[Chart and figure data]
-------

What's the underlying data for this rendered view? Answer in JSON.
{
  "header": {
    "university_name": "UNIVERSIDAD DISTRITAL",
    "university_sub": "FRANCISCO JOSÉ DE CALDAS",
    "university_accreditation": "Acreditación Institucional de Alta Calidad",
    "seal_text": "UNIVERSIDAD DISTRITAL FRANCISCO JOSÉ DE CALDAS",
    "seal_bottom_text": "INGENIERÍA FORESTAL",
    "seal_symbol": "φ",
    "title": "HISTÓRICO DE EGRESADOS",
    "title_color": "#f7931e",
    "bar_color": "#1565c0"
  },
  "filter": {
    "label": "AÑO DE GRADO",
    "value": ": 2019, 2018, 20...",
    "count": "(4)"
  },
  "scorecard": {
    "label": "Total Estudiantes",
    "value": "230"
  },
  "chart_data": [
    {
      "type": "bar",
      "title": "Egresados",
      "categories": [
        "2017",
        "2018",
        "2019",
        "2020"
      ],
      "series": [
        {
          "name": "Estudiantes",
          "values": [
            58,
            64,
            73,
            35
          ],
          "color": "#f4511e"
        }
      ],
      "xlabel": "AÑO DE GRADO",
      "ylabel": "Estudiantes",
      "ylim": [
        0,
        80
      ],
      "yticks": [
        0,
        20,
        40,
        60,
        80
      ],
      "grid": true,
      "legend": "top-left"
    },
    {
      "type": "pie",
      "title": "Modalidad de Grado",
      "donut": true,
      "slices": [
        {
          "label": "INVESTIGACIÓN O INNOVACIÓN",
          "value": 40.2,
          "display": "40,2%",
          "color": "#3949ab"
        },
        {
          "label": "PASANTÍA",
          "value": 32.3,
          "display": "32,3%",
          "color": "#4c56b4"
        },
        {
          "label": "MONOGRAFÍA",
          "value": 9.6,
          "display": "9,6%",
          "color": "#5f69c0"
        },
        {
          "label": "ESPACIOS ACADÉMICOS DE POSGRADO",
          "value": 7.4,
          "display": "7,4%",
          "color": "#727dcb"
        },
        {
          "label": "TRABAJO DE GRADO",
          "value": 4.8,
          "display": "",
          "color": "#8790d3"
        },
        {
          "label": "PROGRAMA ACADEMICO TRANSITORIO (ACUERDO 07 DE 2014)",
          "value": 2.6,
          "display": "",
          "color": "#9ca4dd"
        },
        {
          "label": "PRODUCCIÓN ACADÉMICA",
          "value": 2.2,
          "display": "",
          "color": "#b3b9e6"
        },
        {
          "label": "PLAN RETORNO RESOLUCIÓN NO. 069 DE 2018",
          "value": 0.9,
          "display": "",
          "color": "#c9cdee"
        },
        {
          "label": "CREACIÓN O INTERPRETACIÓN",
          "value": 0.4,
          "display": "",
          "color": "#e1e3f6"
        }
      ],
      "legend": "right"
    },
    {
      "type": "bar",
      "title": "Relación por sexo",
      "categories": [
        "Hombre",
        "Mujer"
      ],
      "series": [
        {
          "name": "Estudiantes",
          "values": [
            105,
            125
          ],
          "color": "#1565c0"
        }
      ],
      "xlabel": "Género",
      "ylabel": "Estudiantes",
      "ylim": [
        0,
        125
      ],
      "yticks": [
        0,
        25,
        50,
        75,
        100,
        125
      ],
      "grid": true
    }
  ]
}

-------

## TASK TO CARRY OUT:
Each line in the listing above that contains "DISTRITAL" should be copied.

## OUTPUT:
    "university_name": "UNIVERSIDAD DISTRITAL",
    "seal_text": "UNIVERSIDAD DISTRITAL FRANCISCO JOSÉ DE CALDAS",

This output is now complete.